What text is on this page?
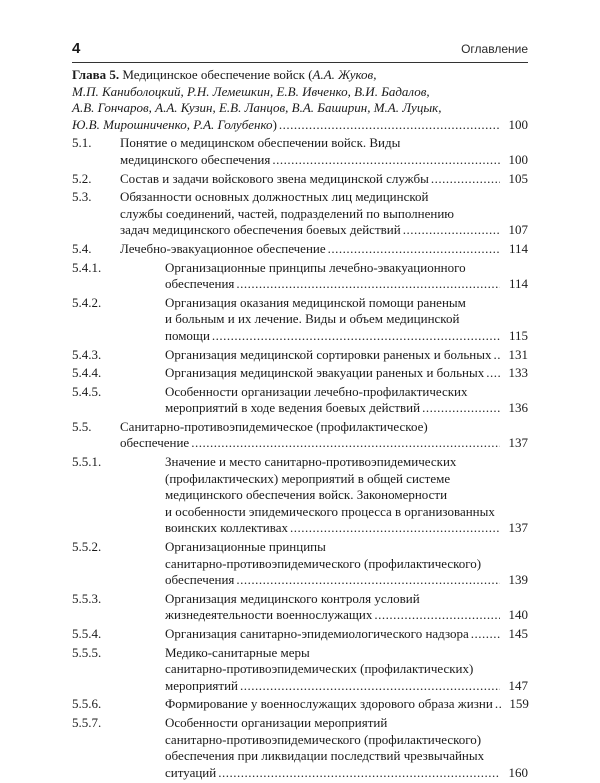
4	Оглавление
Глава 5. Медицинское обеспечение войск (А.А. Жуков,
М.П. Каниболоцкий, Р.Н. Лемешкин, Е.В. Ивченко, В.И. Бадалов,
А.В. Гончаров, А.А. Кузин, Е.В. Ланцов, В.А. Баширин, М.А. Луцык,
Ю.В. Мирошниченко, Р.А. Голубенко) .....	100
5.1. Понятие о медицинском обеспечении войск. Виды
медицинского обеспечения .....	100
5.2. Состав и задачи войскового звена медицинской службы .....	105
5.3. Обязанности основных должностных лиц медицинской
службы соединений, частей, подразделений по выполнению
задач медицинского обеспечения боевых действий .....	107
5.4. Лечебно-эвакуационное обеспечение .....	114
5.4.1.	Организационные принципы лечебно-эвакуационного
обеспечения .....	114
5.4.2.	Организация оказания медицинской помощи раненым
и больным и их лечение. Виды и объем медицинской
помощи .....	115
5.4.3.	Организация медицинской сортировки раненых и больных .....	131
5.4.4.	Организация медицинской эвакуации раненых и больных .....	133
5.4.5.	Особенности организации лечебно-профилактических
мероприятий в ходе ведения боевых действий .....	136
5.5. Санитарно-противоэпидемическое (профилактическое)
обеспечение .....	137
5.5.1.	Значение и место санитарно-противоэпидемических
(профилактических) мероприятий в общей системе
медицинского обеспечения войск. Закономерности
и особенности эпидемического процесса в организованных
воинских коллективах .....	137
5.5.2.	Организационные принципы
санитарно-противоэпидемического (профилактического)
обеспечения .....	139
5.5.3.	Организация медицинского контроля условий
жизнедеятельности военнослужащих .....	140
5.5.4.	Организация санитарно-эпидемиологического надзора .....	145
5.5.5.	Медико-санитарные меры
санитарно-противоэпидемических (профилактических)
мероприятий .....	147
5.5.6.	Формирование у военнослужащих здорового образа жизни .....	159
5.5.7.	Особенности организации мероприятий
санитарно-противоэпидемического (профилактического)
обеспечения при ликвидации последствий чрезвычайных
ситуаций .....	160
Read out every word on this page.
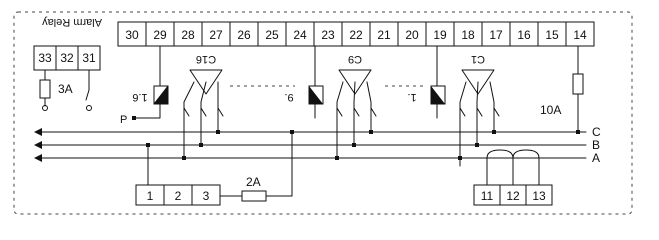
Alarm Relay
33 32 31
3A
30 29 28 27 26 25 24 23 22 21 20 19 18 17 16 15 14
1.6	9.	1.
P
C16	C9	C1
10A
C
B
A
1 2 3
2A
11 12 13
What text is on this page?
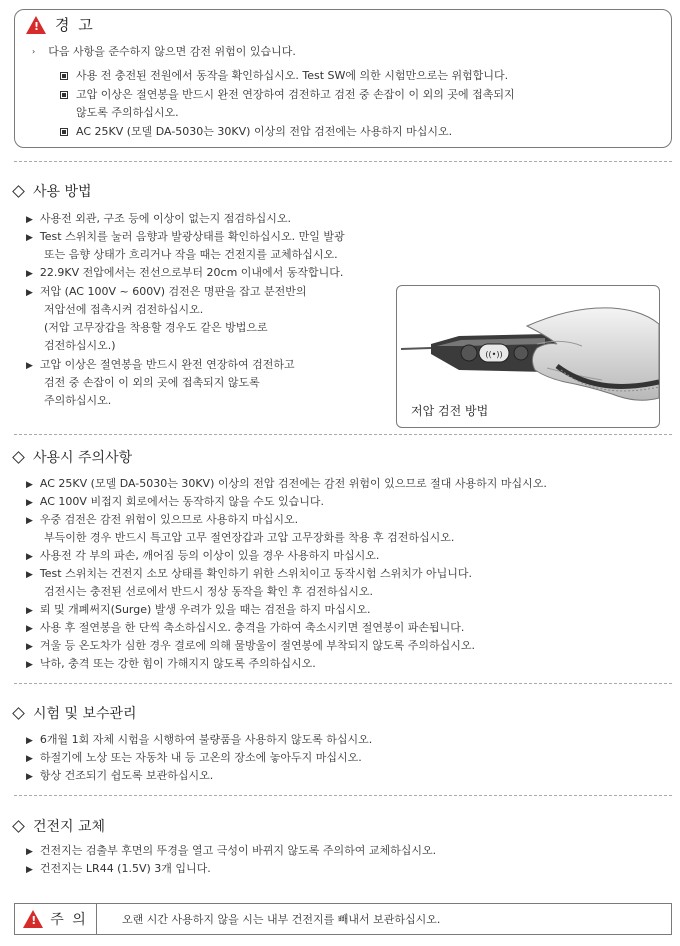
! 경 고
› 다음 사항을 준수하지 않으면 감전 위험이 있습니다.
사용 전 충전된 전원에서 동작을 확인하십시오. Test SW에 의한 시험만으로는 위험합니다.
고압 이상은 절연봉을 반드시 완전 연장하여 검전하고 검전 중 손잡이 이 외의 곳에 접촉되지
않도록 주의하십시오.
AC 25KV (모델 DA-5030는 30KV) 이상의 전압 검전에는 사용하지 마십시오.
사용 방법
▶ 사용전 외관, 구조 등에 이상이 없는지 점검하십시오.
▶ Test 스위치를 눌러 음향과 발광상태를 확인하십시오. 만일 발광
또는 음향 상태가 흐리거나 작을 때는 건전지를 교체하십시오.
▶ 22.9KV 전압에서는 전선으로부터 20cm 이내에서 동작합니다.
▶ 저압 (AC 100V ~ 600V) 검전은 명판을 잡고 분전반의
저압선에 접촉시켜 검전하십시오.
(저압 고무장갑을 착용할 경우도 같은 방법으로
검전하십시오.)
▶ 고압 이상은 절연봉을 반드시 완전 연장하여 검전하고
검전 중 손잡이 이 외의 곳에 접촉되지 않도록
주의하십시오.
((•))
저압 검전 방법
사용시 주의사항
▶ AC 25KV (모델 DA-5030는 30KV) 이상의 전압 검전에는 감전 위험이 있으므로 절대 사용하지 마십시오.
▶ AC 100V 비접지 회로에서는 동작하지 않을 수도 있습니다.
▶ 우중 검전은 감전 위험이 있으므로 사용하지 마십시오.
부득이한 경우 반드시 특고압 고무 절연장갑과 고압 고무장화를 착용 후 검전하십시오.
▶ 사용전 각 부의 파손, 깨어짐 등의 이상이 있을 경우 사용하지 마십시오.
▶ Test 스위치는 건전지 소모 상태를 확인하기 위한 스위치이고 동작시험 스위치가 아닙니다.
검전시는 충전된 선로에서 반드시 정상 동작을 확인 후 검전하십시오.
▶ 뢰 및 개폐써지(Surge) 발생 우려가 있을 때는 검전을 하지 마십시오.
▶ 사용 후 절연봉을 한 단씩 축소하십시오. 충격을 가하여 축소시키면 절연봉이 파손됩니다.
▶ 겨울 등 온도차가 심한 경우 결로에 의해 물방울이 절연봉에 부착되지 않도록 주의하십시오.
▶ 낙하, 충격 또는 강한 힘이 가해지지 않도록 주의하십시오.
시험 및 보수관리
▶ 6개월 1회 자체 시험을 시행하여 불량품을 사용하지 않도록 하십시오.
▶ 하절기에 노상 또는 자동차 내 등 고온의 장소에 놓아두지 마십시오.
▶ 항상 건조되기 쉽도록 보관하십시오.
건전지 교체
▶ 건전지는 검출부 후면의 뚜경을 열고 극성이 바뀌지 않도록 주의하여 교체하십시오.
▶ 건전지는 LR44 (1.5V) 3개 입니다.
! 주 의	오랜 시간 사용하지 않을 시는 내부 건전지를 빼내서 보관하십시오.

────

> **Task statement**:
Reproduce all entries without any change, and omit the pictures.

> **Result of this task**:
What text is on this page?
4	Оглавление
Глава 5. Медицинское обеспечение войск (А.А. Жуков,
М.П. Каниболоцкий, Р.Н. Лемешкин, Е.В. Ивченко, В.И. Бадалов,
А.В. Гончаров, А.А. Кузин, Е.В. Ланцов, В.А. Баширин, М.А. Луцык,
Ю.В. Мирошниченко, Р.А. Голубенко) .....	100
5.1. Понятие о медицинском обеспечении войск. Виды
медицинского обеспечения .....	100
5.2. Состав и задачи войскового звена медицинской службы .....	105
5.3. Обязанности основных должностных лиц медицинской
службы соединений, частей, подразделений по выполнению
задач медицинского обеспечения боевых действий .....	107
5.4. Лечебно-эвакуационное обеспечение .....	114
5.4.1.	Организационные принципы лечебно-эвакуационного
обеспечения .....	114
5.4.2.	Организация оказания медицинской помощи раненым
и больным и их лечение. Виды и объем медицинской
помощи .....	115
5.4.3.	Организация медицинской сортировки раненых и больных .....	131
5.4.4.	Организация медицинской эвакуации раненых и больных .....	133
5.4.5.	Особенности организации лечебно-профилактических
мероприятий в ходе ведения боевых действий .....	136
5.5. Санитарно-противоэпидемическое (профилактическое)
обеспечение .....	137
5.5.1.	Значение и место санитарно-противоэпидемических
(профилактических) мероприятий в общей системе
медицинского обеспечения войск. Закономерности
и особенности эпидемического процесса в организованных
воинских коллективах .....	137
5.5.2.	Организационные принципы
санитарно-противоэпидемического (профилактического)
обеспечения .....	139
5.5.3.	Организация медицинского контроля условий
жизнедеятельности военнослужащих .....	140
5.5.4.	Организация санитарно-эпидемиологического надзора .....	145
5.5.5.	Медико-санитарные меры
санитарно-противоэпидемических (профилактических)
мероприятий .....	147
5.5.6.	Формирование у военнослужащих здорового образа жизни .....	159
5.5.7.	Особенности организации мероприятий
санитарно-противоэпидемического (профилактического)
обеспечения при ликвидации последствий чрезвычайных
ситуаций .....	160
Read out every word on this page.
Alarm Relay
33 32 31
3A
30 29 28 27 26 25 24 23 22 21 20 19 18 17 16 15 14
1.6	9.	1.
P
C16	C9	C1
10A
C
B
A
1 2 3
2A
11 12 13
What text is on this page?
! 경 고
› 다음 사항을 준수하지 않으면 감전 위험이 있습니다.
사용 전 충전된 전원에서 동작을 확인하십시오. Test SW에 의한 시험만으로는 위험합니다.
고압 이상은 절연봉을 반드시 완전 연장하여 검전하고 검전 중 손잡이 이 외의 곳에 접촉되지
않도록 주의하십시오.
AC 25KV (모델 DA-5030는 30KV) 이상의 전압 검전에는 사용하지 마십시오.
사용 방법
▶ 사용전 외관, 구조 등에 이상이 없는지 점검하십시오.
▶ Test 스위치를 눌러 음향과 발광상태를 확인하십시오. 만일 발광
또는 음향 상태가 흐리거나 작을 때는 건전지를 교체하십시오.
▶ 22.9KV 전압에서는 전선으로부터 20cm 이내에서 동작합니다.
▶ 저압 (AC 100V ~ 600V) 검전은 명판을 잡고 분전반의
저압선에 접촉시켜 검전하십시오.
(저압 고무장갑을 착용할 경우도 같은 방법으로
검전하십시오.)
▶ 고압 이상은 절연봉을 반드시 완전 연장하여 검전하고
검전 중 손잡이 이 외의 곳에 접촉되지 않도록
주의하십시오.
((•))
저압 검전 방법
사용시 주의사항
▶ AC 25KV (모델 DA-5030는 30KV) 이상의 전압 검전에는 감전 위험이 있으므로 절대 사용하지 마십시오.
▶ AC 100V 비접지 회로에서는 동작하지 않을 수도 있습니다.
▶ 우중 검전은 감전 위험이 있으므로 사용하지 마십시오.
부득이한 경우 반드시 특고압 고무 절연장갑과 고압 고무장화를 착용 후 검전하십시오.
▶ 사용전 각 부의 파손, 깨어짐 등의 이상이 있을 경우 사용하지 마십시오.
▶ Test 스위치는 건전지 소모 상태를 확인하기 위한 스위치이고 동작시험 스위치가 아닙니다.
검전시는 충전된 선로에서 반드시 정상 동작을 확인 후 검전하십시오.
▶ 뢰 및 개폐써지(Surge) 발생 우려가 있을 때는 검전을 하지 마십시오.
▶ 사용 후 절연봉을 한 단씩 축소하십시오. 충격을 가하여 축소시키면 절연봉이 파손됩니다.
▶ 겨울 등 온도차가 심한 경우 결로에 의해 물방울이 절연봉에 부착되지 않도록 주의하십시오.
▶ 낙하, 충격 또는 강한 힘이 가해지지 않도록 주의하십시오.
시험 및 보수관리
▶ 6개월 1회 자체 시험을 시행하여 불량품을 사용하지 않도록 하십시오.
▶ 하절기에 노상 또는 자동차 내 등 고온의 장소에 놓아두지 마십시오.
▶ 항상 건조되기 쉽도록 보관하십시오.
건전지 교체
▶ 건전지는 검출부 후면의 뚜경을 열고 극성이 바뀌지 않도록 주의하여 교체하십시오.
▶ 건전지는 LR44 (1.5V) 3개 입니다.
! 주 의	오랜 시간 사용하지 않을 시는 내부 건전지를 빼내서 보관하십시오.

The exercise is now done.